THE TASK = Make an exact transcription of the material, leaving out all images.

RECORDS SUPPLIED =
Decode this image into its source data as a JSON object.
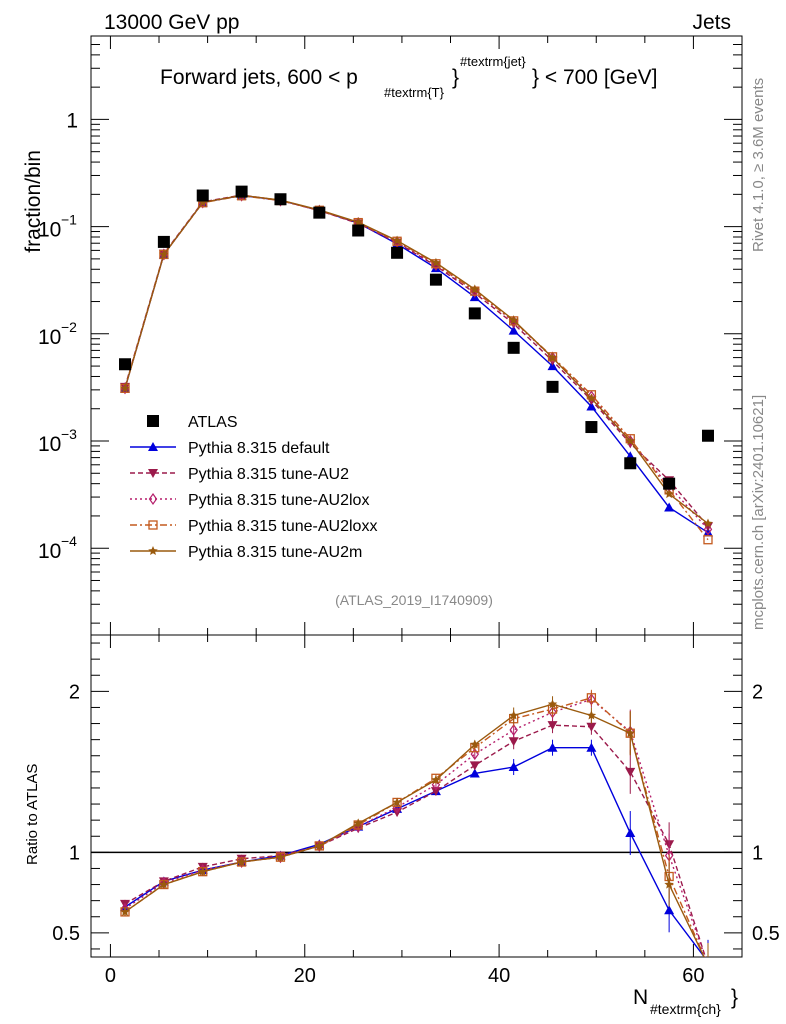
{
  "header": {
    "left": "13000 GeV pp",
    "right": "Jets"
  },
  "title": {
    "main": "Forward jets, 600 < p",
    "sub_T": "#textrm{T}",
    "sup_jet": "#textrm{jet}",
    "tail": "} < 700 [GeV]",
    "brace": "}"
  },
  "watermark": "(ATLAS_2019_I1740909)",
  "side_labels": {
    "rivet": "Rivet 4.1.0, ≥ 3.6M events",
    "mcplots": "mcplots.cern.ch [arXiv:2401.10621]"
  },
  "axes": {
    "top_ylabel": "fraction/bin",
    "bottom_ylabel": "Ratio to ATLAS",
    "xlabel_main": "N",
    "xlabel_sub": "#textrm{ch}",
    "xlabel_tail": "}",
    "x_ticks": [
      "0",
      "20",
      "40",
      "60"
    ],
    "top_y_ticks": [
      {
        "value": 1,
        "mant": "1",
        "exp": ""
      },
      {
        "value": 0.1,
        "mant": "10",
        "exp": "−1"
      },
      {
        "value": 0.01,
        "mant": "10",
        "exp": "−2"
      },
      {
        "value": 0.001,
        "mant": "10",
        "exp": "−3"
      },
      {
        "value": 0.0001,
        "mant": "10",
        "exp": "−4"
      }
    ],
    "ratio_y_ticks": [
      {
        "value": 2,
        "label": "2"
      },
      {
        "value": 1,
        "label": "1"
      },
      {
        "value": 0.5,
        "label": "0.5"
      }
    ]
  },
  "legend": [
    {
      "label": "ATLAS",
      "color": "#000000",
      "marker": "square",
      "dash": ""
    },
    {
      "label": "Pythia 8.315 default",
      "color": "#0000dd",
      "marker": "triangle-up",
      "dash": ""
    },
    {
      "label": "Pythia 8.315 tune-AU2",
      "color": "#9b1a4b",
      "marker": "triangle-down",
      "dash": "5,3"
    },
    {
      "label": "Pythia 8.315 tune-AU2lox",
      "color": "#b51e6b",
      "marker": "diamond",
      "dash": "2,3"
    },
    {
      "label": "Pythia 8.315 tune-AU2loxx",
      "color": "#c45a1e",
      "marker": "square-open",
      "dash": "7,3,2,3"
    },
    {
      "label": "Pythia 8.315 tune-AU2m",
      "color": "#9a5a0e",
      "marker": "star",
      "dash": ""
    }
  ],
  "chart_data": {
    "type": "line",
    "title": "Forward jets, 600 < p_T^jet < 700 [GeV]",
    "xlabel": "N_ch",
    "ylabel": "fraction/bin",
    "ratio_ylabel": "Ratio to ATLAS",
    "xlim": [
      -2,
      65
    ],
    "ylim": [
      1.55e-05,
      6
    ],
    "ratio_ylim": [
      0.35,
      2.35
    ],
    "yscale": "log",
    "x": [
      1.5,
      5.5,
      9.5,
      13.5,
      17.5,
      21.5,
      25.5,
      29.5,
      33.5,
      37.5,
      41.5,
      45.5,
      49.5,
      53.5,
      57.5,
      61.5
    ],
    "data": {
      "name": "ATLAS",
      "values": [
        0.0052,
        0.072,
        0.195,
        0.212,
        0.18,
        0.135,
        0.092,
        0.057,
        0.032,
        0.0155,
        0.0074,
        0.0032,
        0.00135,
        0.00062,
        0.0004,
        0.00112
      ]
    },
    "series": [
      {
        "name": "Pythia 8.315 default",
        "values": [
          0.0031,
          0.055,
          0.168,
          0.195,
          0.176,
          0.142,
          0.108,
          0.069,
          0.041,
          0.022,
          0.0107,
          0.005,
          0.0021,
          0.00072,
          0.00024,
          0.00014
        ],
        "ratio": [
          0.66,
          0.82,
          0.89,
          0.94,
          0.98,
          1.05,
          1.16,
          1.27,
          1.38,
          1.49,
          1.53,
          1.65,
          1.65,
          1.12,
          0.64,
          0.32
        ]
      },
      {
        "name": "Pythia 8.315 tune-AU2",
        "values": [
          0.0032,
          0.056,
          0.17,
          0.197,
          0.176,
          0.141,
          0.107,
          0.071,
          0.043,
          0.024,
          0.0124,
          0.0056,
          0.0024,
          0.00095,
          0.00043,
          0.00016
        ],
        "ratio": [
          0.68,
          0.82,
          0.91,
          0.96,
          0.98,
          1.04,
          1.15,
          1.25,
          1.38,
          1.54,
          1.69,
          1.79,
          1.78,
          1.5,
          1.05,
          0.3
        ]
      },
      {
        "name": "Pythia 8.315 tune-AU2lox",
        "values": [
          0.0031,
          0.055,
          0.168,
          0.195,
          0.175,
          0.141,
          0.108,
          0.072,
          0.044,
          0.025,
          0.013,
          0.006,
          0.0026,
          0.001,
          0.00038,
          0.00015
        ],
        "ratio": [
          0.65,
          0.81,
          0.89,
          0.94,
          0.97,
          1.04,
          1.16,
          1.28,
          1.42,
          1.61,
          1.76,
          1.87,
          1.95,
          1.75,
          0.98,
          0.3
        ]
      },
      {
        "name": "Pythia 8.315 tune-AU2loxx",
        "values": [
          0.0031,
          0.055,
          0.167,
          0.194,
          0.175,
          0.142,
          0.109,
          0.073,
          0.045,
          0.025,
          0.0132,
          0.0061,
          0.0027,
          0.00105,
          0.00035,
          0.00012
        ],
        "ratio": [
          0.63,
          0.8,
          0.88,
          0.94,
          0.97,
          1.04,
          1.17,
          1.31,
          1.46,
          1.65,
          1.83,
          1.89,
          1.96,
          1.74,
          0.85,
          0.3
        ]
      },
      {
        "name": "Pythia 8.315 tune-AU2m",
        "values": [
          0.0031,
          0.055,
          0.168,
          0.196,
          0.177,
          0.143,
          0.11,
          0.074,
          0.046,
          0.026,
          0.0134,
          0.006,
          0.0025,
          0.001,
          0.00032,
          0.00017
        ],
        "ratio": [
          0.63,
          0.8,
          0.88,
          0.94,
          0.97,
          1.04,
          1.18,
          1.31,
          1.45,
          1.67,
          1.85,
          1.92,
          1.85,
          1.74,
          0.8,
          0.3
        ]
      }
    ]
  }
}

RESPONSE =
Decode this image into its source data as a JSON object.
{
  "header": {
    "left": "13000 GeV pp",
    "right": "Jets"
  },
  "title": {
    "main": "Forward jets, 600 < p",
    "sub_T": "#textrm{T}",
    "sup_jet": "#textrm{jet}",
    "tail": "} < 700 [GeV]",
    "brace": "}"
  },
  "watermark": "(ATLAS_2019_I1740909)",
  "side_labels": {
    "rivet": "Rivet 4.1.0, ≥ 3.6M events",
    "mcplots": "mcplots.cern.ch [arXiv:2401.10621]"
  },
  "axes": {
    "top_ylabel": "fraction/bin",
    "bottom_ylabel": "Ratio to ATLAS",
    "xlabel_main": "N",
    "xlabel_sub": "#textrm{ch}",
    "xlabel_tail": "}",
    "x_ticks": [
      "0",
      "20",
      "40",
      "60"
    ],
    "top_y_ticks": [
      {
        "value": 1,
        "mant": "1",
        "exp": ""
      },
      {
        "value": 0.1,
        "mant": "10",
        "exp": "−1"
      },
      {
        "value": 0.01,
        "mant": "10",
        "exp": "−2"
      },
      {
        "value": 0.001,
        "mant": "10",
        "exp": "−3"
      },
      {
        "value": 0.0001,
        "mant": "10",
        "exp": "−4"
      }
    ],
    "ratio_y_ticks": [
      {
        "value": 2,
        "label": "2"
      },
      {
        "value": 1,
        "label": "1"
      },
      {
        "value": 0.5,
        "label": "0.5"
      }
    ]
  },
  "legend": [
    {
      "label": "ATLAS",
      "color": "#000000",
      "marker": "square",
      "dash": ""
    },
    {
      "label": "Pythia 8.315 default",
      "color": "#0000dd",
      "marker": "triangle-up",
      "dash": ""
    },
    {
      "label": "Pythia 8.315 tune-AU2",
      "color": "#9b1a4b",
      "marker": "triangle-down",
      "dash": "5,3"
    },
    {
      "label": "Pythia 8.315 tune-AU2lox",
      "color": "#b51e6b",
      "marker": "diamond",
      "dash": "2,3"
    },
    {
      "label": "Pythia 8.315 tune-AU2loxx",
      "color": "#c45a1e",
      "marker": "square-open",
      "dash": "7,3,2,3"
    },
    {
      "label": "Pythia 8.315 tune-AU2m",
      "color": "#9a5a0e",
      "marker": "star",
      "dash": ""
    }
  ],
  "chart_data": {
    "type": "line",
    "title": "Forward jets, 600 < p_T^jet < 700 [GeV]",
    "xlabel": "N_ch",
    "ylabel": "fraction/bin",
    "ratio_ylabel": "Ratio to ATLAS",
    "xlim": [
      -2,
      65
    ],
    "ylim": [
      1.55e-05,
      6
    ],
    "ratio_ylim": [
      0.35,
      2.35
    ],
    "yscale": "log",
    "x": [
      1.5,
      5.5,
      9.5,
      13.5,
      17.5,
      21.5,
      25.5,
      29.5,
      33.5,
      37.5,
      41.5,
      45.5,
      49.5,
      53.5,
      57.5,
      61.5
    ],
    "data": {
      "name": "ATLAS",
      "values": [
        0.0052,
        0.072,
        0.195,
        0.212,
        0.18,
        0.135,
        0.092,
        0.057,
        0.032,
        0.0155,
        0.0074,
        0.0032,
        0.00135,
        0.00062,
        0.0004,
        0.00112
      ]
    },
    "series": [
      {
        "name": "Pythia 8.315 default",
        "values": [
          0.0031,
          0.055,
          0.168,
          0.195,
          0.176,
          0.142,
          0.108,
          0.069,
          0.041,
          0.022,
          0.0107,
          0.005,
          0.0021,
          0.00072,
          0.00024,
          0.00014
        ],
        "ratio": [
          0.66,
          0.82,
          0.89,
          0.94,
          0.98,
          1.05,
          1.16,
          1.27,
          1.38,
          1.49,
          1.53,
          1.65,
          1.65,
          1.12,
          0.64,
          0.32
        ]
      },
      {
        "name": "Pythia 8.315 tune-AU2",
        "values": [
          0.0032,
          0.056,
          0.17,
          0.197,
          0.176,
          0.141,
          0.107,
          0.071,
          0.043,
          0.024,
          0.0124,
          0.0056,
          0.0024,
          0.00095,
          0.00043,
          0.00016
        ],
        "ratio": [
          0.68,
          0.82,
          0.91,
          0.96,
          0.98,
          1.04,
          1.15,
          1.25,
          1.38,
          1.54,
          1.69,
          1.79,
          1.78,
          1.5,
          1.05,
          0.3
        ]
      },
      {
        "name": "Pythia 8.315 tune-AU2lox",
        "values": [
          0.0031,
          0.055,
          0.168,
          0.195,
          0.175,
          0.141,
          0.108,
          0.072,
          0.044,
          0.025,
          0.013,
          0.006,
          0.0026,
          0.001,
          0.00038,
          0.00015
        ],
        "ratio": [
          0.65,
          0.81,
          0.89,
          0.94,
          0.97,
          1.04,
          1.16,
          1.28,
          1.42,
          1.61,
          1.76,
          1.87,
          1.95,
          1.75,
          0.98,
          0.3
        ]
      },
      {
        "name": "Pythia 8.315 tune-AU2loxx",
        "values": [
          0.0031,
          0.055,
          0.167,
          0.194,
          0.175,
          0.142,
          0.109,
          0.073,
          0.045,
          0.025,
          0.0132,
          0.0061,
          0.0027,
          0.00105,
          0.00035,
          0.00012
        ],
        "ratio": [
          0.63,
          0.8,
          0.88,
          0.94,
          0.97,
          1.04,
          1.17,
          1.31,
          1.46,
          1.65,
          1.83,
          1.89,
          1.96,
          1.74,
          0.85,
          0.3
        ]
      },
      {
        "name": "Pythia 8.315 tune-AU2m",
        "values": [
          0.0031,
          0.055,
          0.168,
          0.196,
          0.177,
          0.143,
          0.11,
          0.074,
          0.046,
          0.026,
          0.0134,
          0.006,
          0.0025,
          0.001,
          0.00032,
          0.00017
        ],
        "ratio": [
          0.63,
          0.8,
          0.88,
          0.94,
          0.97,
          1.04,
          1.18,
          1.31,
          1.45,
          1.67,
          1.85,
          1.92,
          1.85,
          1.74,
          0.8,
          0.3
        ]
      }
    ]
  }
}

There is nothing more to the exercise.